--- START GIVEN INFORMATION ---

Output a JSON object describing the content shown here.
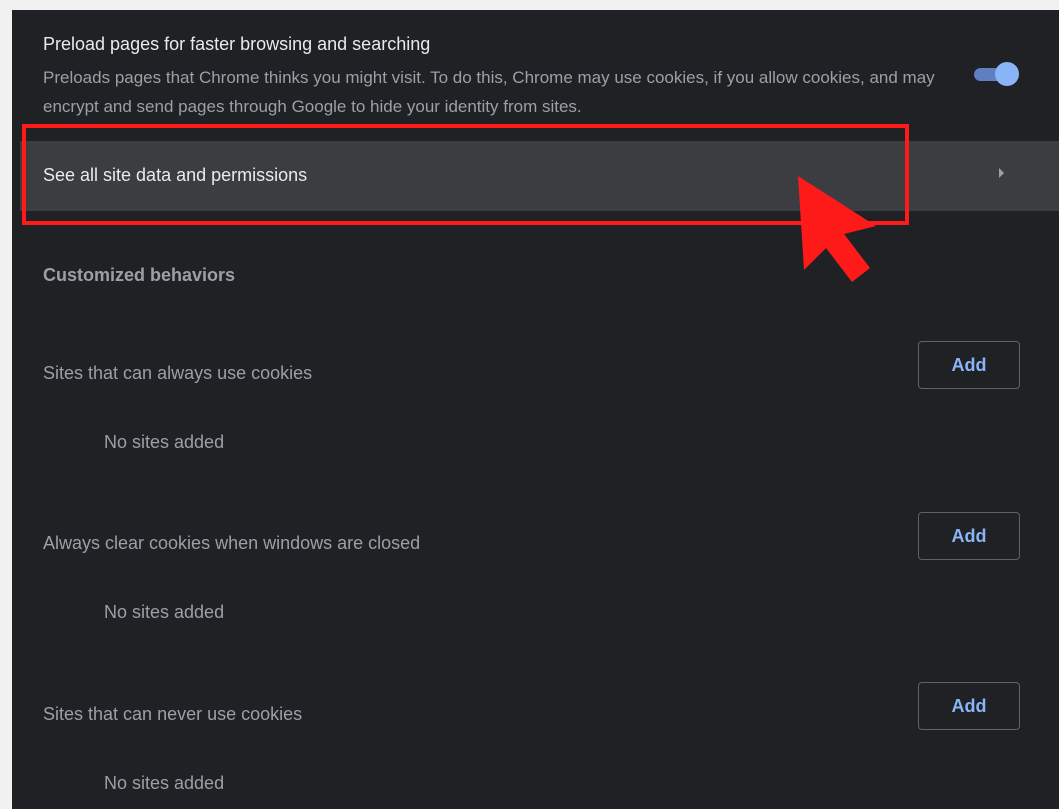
{
  "preload": {
    "title": "Preload pages for faster browsing and searching",
    "description": "Preloads pages that Chrome thinks you might visit. To do this, Chrome may use cookies, if you allow cookies, and may encrypt and send pages through Google to hide your identity from sites.",
    "toggle_on": true
  },
  "site_data_row": {
    "label": "See all site data and permissions",
    "icon": "chevron-right-icon"
  },
  "customized_behaviors": {
    "heading": "Customized behaviors",
    "groups": [
      {
        "label": "Sites that can always use cookies",
        "button": "Add",
        "empty": "No sites added"
      },
      {
        "label": "Always clear cookies when windows are closed",
        "button": "Add",
        "empty": "No sites added"
      },
      {
        "label": "Sites that can never use cookies",
        "button": "Add",
        "empty": "No sites added"
      }
    ]
  },
  "annotation": {
    "highlight_color": "#ff1a1a",
    "pointer_icon": "cursor-arrow-icon"
  },
  "colors": {
    "background": "#202124",
    "row_highlight": "#3c3d40",
    "primary_text": "#e8eaed",
    "secondary_text": "#9aa0a6",
    "accent": "#8ab4f8"
  }
}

--- END GIVEN INFORMATION ---

Restate the whole of the material word for word without the pictures.

* **ANSWER**:
Output a JSON object describing the content shown here.
{
  "preload": {
    "title": "Preload pages for faster browsing and searching",
    "description": "Preloads pages that Chrome thinks you might visit. To do this, Chrome may use cookies, if you allow cookies, and may encrypt and send pages through Google to hide your identity from sites.",
    "toggle_on": true
  },
  "site_data_row": {
    "label": "See all site data and permissions",
    "icon": "chevron-right-icon"
  },
  "customized_behaviors": {
    "heading": "Customized behaviors",
    "groups": [
      {
        "label": "Sites that can always use cookies",
        "button": "Add",
        "empty": "No sites added"
      },
      {
        "label": "Always clear cookies when windows are closed",
        "button": "Add",
        "empty": "No sites added"
      },
      {
        "label": "Sites that can never use cookies",
        "button": "Add",
        "empty": "No sites added"
      }
    ]
  },
  "annotation": {
    "highlight_color": "#ff1a1a",
    "pointer_icon": "cursor-arrow-icon"
  },
  "colors": {
    "background": "#202124",
    "row_highlight": "#3c3d40",
    "primary_text": "#e8eaed",
    "secondary_text": "#9aa0a6",
    "accent": "#8ab4f8"
  }
}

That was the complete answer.